▶ **WHAT TO DO**
Where a line below holds the string "name", copy that line.
─── DATASET RECORDS ───
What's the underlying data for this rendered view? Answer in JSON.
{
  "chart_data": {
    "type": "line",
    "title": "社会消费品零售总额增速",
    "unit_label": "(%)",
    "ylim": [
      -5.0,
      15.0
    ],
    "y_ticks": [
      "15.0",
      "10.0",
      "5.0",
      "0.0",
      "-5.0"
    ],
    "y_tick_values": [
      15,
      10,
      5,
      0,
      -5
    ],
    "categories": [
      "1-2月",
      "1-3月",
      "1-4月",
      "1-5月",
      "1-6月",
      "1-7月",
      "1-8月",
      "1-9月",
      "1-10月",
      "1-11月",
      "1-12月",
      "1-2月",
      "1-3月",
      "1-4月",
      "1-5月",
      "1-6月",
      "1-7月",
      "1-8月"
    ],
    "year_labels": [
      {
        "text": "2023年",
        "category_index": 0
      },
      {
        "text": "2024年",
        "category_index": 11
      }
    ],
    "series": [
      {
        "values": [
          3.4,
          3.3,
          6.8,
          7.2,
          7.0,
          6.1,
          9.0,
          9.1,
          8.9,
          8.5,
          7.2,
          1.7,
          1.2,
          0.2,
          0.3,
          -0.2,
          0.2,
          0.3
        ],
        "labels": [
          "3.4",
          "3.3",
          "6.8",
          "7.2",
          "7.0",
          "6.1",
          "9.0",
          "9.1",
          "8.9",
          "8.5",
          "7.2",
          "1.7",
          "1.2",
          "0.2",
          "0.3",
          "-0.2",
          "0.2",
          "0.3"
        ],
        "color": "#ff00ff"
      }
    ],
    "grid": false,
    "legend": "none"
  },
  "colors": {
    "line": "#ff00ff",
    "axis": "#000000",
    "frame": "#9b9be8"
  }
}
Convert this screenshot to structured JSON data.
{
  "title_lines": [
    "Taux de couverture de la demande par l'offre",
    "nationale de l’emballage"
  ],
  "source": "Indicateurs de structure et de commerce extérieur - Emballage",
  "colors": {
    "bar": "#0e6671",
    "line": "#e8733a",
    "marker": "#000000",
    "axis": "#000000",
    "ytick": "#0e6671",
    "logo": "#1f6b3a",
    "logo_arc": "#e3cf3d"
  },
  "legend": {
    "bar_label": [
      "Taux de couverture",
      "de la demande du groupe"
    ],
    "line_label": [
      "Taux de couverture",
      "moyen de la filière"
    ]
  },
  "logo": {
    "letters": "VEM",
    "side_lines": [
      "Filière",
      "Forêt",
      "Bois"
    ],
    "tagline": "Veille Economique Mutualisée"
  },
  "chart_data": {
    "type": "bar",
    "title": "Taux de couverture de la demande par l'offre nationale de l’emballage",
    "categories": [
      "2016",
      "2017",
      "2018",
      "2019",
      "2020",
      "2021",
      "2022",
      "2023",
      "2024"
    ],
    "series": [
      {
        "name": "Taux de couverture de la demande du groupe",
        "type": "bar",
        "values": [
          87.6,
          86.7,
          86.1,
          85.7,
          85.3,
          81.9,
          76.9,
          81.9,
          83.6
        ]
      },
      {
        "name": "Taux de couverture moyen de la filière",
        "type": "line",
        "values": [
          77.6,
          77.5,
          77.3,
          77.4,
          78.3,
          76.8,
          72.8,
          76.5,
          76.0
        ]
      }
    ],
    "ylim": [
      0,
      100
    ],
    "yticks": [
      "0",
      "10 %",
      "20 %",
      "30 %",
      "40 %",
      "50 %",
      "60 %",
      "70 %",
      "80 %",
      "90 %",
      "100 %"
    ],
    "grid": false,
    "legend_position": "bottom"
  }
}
───
▶ **FINISHED TASK**
        "name": "Taux de couverture de la demande du groupe",
        "name": "Taux de couverture moyen de la filière",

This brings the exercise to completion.